> _WRITTEN TASK_
Write out every line of the items below with no changes at all.
# INFORMATION SUPPLIED start
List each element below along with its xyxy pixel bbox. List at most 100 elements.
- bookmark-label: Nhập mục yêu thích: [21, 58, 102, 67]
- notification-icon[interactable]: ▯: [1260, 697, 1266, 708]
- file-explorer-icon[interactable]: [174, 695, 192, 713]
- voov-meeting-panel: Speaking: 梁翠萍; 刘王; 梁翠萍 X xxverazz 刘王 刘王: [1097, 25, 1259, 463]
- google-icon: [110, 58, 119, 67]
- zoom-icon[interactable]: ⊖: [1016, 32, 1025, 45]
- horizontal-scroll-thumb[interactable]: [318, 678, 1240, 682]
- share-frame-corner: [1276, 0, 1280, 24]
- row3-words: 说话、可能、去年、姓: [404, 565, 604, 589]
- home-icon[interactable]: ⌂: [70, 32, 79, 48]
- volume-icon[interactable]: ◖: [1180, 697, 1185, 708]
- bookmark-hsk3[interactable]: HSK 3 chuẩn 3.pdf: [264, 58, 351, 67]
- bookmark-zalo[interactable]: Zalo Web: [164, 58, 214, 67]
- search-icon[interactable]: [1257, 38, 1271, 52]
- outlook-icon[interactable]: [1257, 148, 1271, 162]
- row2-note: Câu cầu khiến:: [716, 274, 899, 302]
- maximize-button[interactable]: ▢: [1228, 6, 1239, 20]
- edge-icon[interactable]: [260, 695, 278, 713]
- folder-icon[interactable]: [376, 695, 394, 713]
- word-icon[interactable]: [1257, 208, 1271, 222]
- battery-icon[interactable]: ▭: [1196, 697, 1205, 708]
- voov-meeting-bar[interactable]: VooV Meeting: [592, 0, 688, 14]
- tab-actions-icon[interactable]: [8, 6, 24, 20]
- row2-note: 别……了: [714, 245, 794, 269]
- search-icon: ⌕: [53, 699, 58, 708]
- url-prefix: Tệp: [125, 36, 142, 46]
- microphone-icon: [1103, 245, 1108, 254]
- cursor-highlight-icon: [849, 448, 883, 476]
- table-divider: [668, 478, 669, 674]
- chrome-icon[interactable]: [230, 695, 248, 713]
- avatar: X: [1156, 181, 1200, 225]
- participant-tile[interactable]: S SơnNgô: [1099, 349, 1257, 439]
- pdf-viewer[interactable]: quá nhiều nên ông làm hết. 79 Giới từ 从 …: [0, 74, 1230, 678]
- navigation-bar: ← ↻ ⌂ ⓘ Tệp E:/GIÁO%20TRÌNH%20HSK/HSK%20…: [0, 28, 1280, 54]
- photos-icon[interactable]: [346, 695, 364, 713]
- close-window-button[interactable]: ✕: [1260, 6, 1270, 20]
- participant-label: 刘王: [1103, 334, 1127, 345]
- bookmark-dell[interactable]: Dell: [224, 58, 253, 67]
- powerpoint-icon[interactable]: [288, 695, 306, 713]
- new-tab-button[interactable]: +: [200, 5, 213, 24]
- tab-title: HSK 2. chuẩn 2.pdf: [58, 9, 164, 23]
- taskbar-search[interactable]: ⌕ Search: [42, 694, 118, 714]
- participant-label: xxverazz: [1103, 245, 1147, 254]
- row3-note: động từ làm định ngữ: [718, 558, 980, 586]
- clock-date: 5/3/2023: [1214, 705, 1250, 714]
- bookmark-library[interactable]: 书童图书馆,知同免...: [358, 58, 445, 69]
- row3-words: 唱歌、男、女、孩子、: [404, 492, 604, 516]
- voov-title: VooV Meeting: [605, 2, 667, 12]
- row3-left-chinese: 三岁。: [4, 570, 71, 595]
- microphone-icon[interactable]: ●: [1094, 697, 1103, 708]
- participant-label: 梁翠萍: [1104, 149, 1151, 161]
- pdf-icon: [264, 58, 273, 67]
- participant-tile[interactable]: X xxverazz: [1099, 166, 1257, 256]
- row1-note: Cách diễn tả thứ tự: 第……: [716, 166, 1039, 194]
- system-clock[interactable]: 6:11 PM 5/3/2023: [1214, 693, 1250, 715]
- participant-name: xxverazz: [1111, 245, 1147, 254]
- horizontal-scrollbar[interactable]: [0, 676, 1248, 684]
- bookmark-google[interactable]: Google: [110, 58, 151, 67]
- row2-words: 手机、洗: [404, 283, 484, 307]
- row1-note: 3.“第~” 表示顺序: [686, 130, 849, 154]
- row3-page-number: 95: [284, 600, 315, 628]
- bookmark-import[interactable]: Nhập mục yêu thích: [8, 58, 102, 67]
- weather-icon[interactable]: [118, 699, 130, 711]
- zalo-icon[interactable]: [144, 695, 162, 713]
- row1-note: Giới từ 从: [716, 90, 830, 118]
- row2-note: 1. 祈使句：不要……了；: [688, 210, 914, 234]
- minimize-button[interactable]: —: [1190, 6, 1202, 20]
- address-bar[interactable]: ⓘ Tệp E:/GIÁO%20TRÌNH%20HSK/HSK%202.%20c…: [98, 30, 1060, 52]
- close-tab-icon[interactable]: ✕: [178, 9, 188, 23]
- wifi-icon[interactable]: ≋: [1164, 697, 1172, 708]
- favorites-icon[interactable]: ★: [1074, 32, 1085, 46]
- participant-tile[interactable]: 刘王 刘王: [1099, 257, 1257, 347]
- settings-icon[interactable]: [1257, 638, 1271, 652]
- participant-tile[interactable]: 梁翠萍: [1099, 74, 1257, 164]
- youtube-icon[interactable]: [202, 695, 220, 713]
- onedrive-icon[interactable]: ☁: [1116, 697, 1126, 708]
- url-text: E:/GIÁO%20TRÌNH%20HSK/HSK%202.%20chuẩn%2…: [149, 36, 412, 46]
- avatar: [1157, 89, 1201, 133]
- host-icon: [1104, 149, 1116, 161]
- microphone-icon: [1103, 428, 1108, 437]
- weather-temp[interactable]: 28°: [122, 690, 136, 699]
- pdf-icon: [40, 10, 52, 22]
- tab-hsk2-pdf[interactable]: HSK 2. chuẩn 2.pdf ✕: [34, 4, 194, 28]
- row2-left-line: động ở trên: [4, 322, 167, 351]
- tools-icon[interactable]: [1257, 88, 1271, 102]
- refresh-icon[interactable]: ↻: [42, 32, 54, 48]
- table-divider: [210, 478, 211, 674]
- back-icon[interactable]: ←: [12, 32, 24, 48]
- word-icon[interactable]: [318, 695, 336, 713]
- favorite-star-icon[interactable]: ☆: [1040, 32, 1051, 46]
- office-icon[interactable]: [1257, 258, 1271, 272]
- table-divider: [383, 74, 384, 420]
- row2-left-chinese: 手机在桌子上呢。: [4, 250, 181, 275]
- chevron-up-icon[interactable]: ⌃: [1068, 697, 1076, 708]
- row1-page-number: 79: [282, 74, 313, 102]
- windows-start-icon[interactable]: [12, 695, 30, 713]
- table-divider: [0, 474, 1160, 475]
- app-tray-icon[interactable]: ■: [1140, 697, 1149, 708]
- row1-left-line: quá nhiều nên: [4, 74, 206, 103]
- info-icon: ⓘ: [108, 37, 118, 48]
# INFORMATION SUPPLIED end
> _RESULT_
List each element below along with its xyxy pixel bbox. List at most 100 elements.
- bookmark-label: Nhập mục yêu thích: [21, 58, 102, 67]
- notification-icon[interactable]: ▯: [1260, 697, 1266, 708]
- file-explorer-icon[interactable]: [174, 695, 192, 713]
- voov-meeting-panel: Speaking: 梁翠萍; 刘王; 梁翠萍 X xxverazz 刘王 刘王: [1097, 25, 1259, 463]
- google-icon: [110, 58, 119, 67]
- zoom-icon[interactable]: ⊖: [1016, 32, 1025, 45]
- horizontal-scroll-thumb[interactable]: [318, 678, 1240, 682]
- share-frame-corner: [1276, 0, 1280, 24]
- row3-words: 说话、可能、去年、姓: [404, 565, 604, 589]
- home-icon[interactable]: ⌂: [70, 32, 79, 48]
- volume-icon[interactable]: ◖: [1180, 697, 1185, 708]
- bookmark-hsk3[interactable]: HSK 3 chuẩn 3.pdf: [264, 58, 351, 67]
- bookmark-zalo[interactable]: Zalo Web: [164, 58, 214, 67]
- search-icon[interactable]: [1257, 38, 1271, 52]
- outlook-icon[interactable]: [1257, 148, 1271, 162]
- row2-note: Câu cầu khiến:: [716, 274, 899, 302]
- maximize-button[interactable]: ▢: [1228, 6, 1239, 20]
- edge-icon[interactable]: [260, 695, 278, 713]
- folder-icon[interactable]: [376, 695, 394, 713]
- word-icon[interactable]: [1257, 208, 1271, 222]
- battery-icon[interactable]: ▭: [1196, 697, 1205, 708]
- voov-meeting-bar[interactable]: VooV Meeting: [592, 0, 688, 14]
- tab-actions-icon[interactable]: [8, 6, 24, 20]
- row2-note: 别……了: [714, 245, 794, 269]
- search-icon: ⌕: [53, 699, 58, 708]
- url-prefix: Tệp: [125, 36, 142, 46]
- microphone-icon: [1103, 245, 1108, 254]
- cursor-highlight-icon: [849, 448, 883, 476]
- table-divider: [668, 478, 669, 674]
- chrome-icon[interactable]: [230, 695, 248, 713]
- avatar: X: [1156, 181, 1200, 225]
- participant-tile[interactable]: S SơnNgô: [1099, 349, 1257, 439]
- pdf-viewer[interactable]: quá nhiều nên ông làm hết. 79 Giới từ 从 …: [0, 74, 1230, 678]
- navigation-bar: ← ↻ ⌂ ⓘ Tệp E:/GIÁO%20TRÌNH%20HSK/HSK%20…: [0, 28, 1280, 54]
- photos-icon[interactable]: [346, 695, 364, 713]
- close-window-button[interactable]: ✕: [1260, 6, 1270, 20]
- participant-label: 刘王: [1103, 334, 1127, 345]
- bookmark-dell[interactable]: Dell: [224, 58, 253, 67]
- powerpoint-icon[interactable]: [288, 695, 306, 713]
- new-tab-button[interactable]: +: [200, 5, 213, 24]
- tab-title: HSK 2. chuẩn 2.pdf: [58, 9, 164, 23]
- taskbar-search[interactable]: ⌕ Search: [42, 694, 118, 714]
- participant-label: xxverazz: [1103, 245, 1147, 254]
- row3-note: động từ làm định ngữ: [718, 558, 980, 586]
- clock-date: 5/3/2023: [1214, 705, 1250, 714]
- bookmark-library[interactable]: 书童图书馆,知同免...: [358, 58, 445, 69]
- row3-words: 唱歌、男、女、孩子、: [404, 492, 604, 516]
- voov-title: VooV Meeting: [605, 2, 667, 12]
- row3-left-chinese: 三岁。: [4, 570, 71, 595]
- microphone-icon[interactable]: ●: [1094, 697, 1103, 708]
- participant-label: 梁翠萍: [1104, 149, 1151, 161]
- pdf-icon: [264, 58, 273, 67]
- participant-tile[interactable]: X xxverazz: [1099, 166, 1257, 256]
- row1-note: Cách diễn tả thứ tự: 第……: [716, 166, 1039, 194]
- system-clock[interactable]: 6:11 PM 5/3/2023: [1214, 693, 1250, 715]
- participant-name: xxverazz: [1111, 245, 1147, 254]
- horizontal-scrollbar[interactable]: [0, 676, 1248, 684]
- bookmark-google[interactable]: Google: [110, 58, 151, 67]
- row2-words: 手机、洗: [404, 283, 484, 307]
- row1-note: 3.“第~” 表示顺序: [686, 130, 849, 154]
- row3-page-number: 95: [284, 600, 315, 628]
- bookmark-import[interactable]: Nhập mục yêu thích: [8, 58, 102, 67]
- weather-icon[interactable]: [118, 699, 130, 711]
- zalo-icon[interactable]: [144, 695, 162, 713]
- row1-note: Giới từ 从: [716, 90, 830, 118]
- row2-note: 1. 祈使句：不要……了；: [688, 210, 914, 234]
- minimize-button[interactable]: —: [1190, 6, 1202, 20]
- address-bar[interactable]: ⓘ Tệp E:/GIÁO%20TRÌNH%20HSK/HSK%202.%20c…: [98, 30, 1060, 52]
- close-tab-icon[interactable]: ✕: [178, 9, 188, 23]
- wifi-icon[interactable]: ≋: [1164, 697, 1172, 708]
- favorites-icon[interactable]: ★: [1074, 32, 1085, 46]
- participant-tile[interactable]: 刘王 刘王: [1099, 257, 1257, 347]
- settings-icon[interactable]: [1257, 638, 1271, 652]
- participant-tile[interactable]: 梁翠萍: [1099, 74, 1257, 164]
- youtube-icon[interactable]: [202, 695, 220, 713]
- onedrive-icon[interactable]: ☁: [1116, 697, 1126, 708]
- url-text: E:/GIÁO%20TRÌNH%20HSK/HSK%202.%20chuẩn%2…: [149, 36, 412, 46]
- avatar: [1157, 89, 1201, 133]
- host-icon: [1104, 149, 1116, 161]
- microphone-icon: [1103, 428, 1108, 437]
- weather-temp[interactable]: 28°: [122, 690, 136, 699]
- pdf-icon: [40, 10, 52, 22]
- tab-hsk2-pdf[interactable]: HSK 2. chuẩn 2.pdf ✕: [34, 4, 194, 28]
- row2-left-line: động ở trên: [4, 322, 167, 351]
- tools-icon[interactable]: [1257, 88, 1271, 102]
- refresh-icon[interactable]: ↻: [42, 32, 54, 48]
- table-divider: [210, 478, 211, 674]
- back-icon[interactable]: ←: [12, 32, 24, 48]
- word-icon[interactable]: [318, 695, 336, 713]
- favorite-star-icon[interactable]: ☆: [1040, 32, 1051, 46]
- office-icon[interactable]: [1257, 258, 1271, 272]
- table-divider: [383, 74, 384, 420]
- row2-left-chinese: 手机在桌子上呢。: [4, 250, 181, 275]
- chevron-up-icon[interactable]: ⌃: [1068, 697, 1076, 708]
- row1-page-number: 79: [282, 74, 313, 102]
- windows-start-icon[interactable]: [12, 695, 30, 713]
- table-divider: [0, 474, 1160, 475]
- app-tray-icon[interactable]: ■: [1140, 697, 1149, 708]
- row1-left-line: quá nhiều nên: [4, 74, 206, 103]
- info-icon: ⓘ: [108, 37, 118, 48]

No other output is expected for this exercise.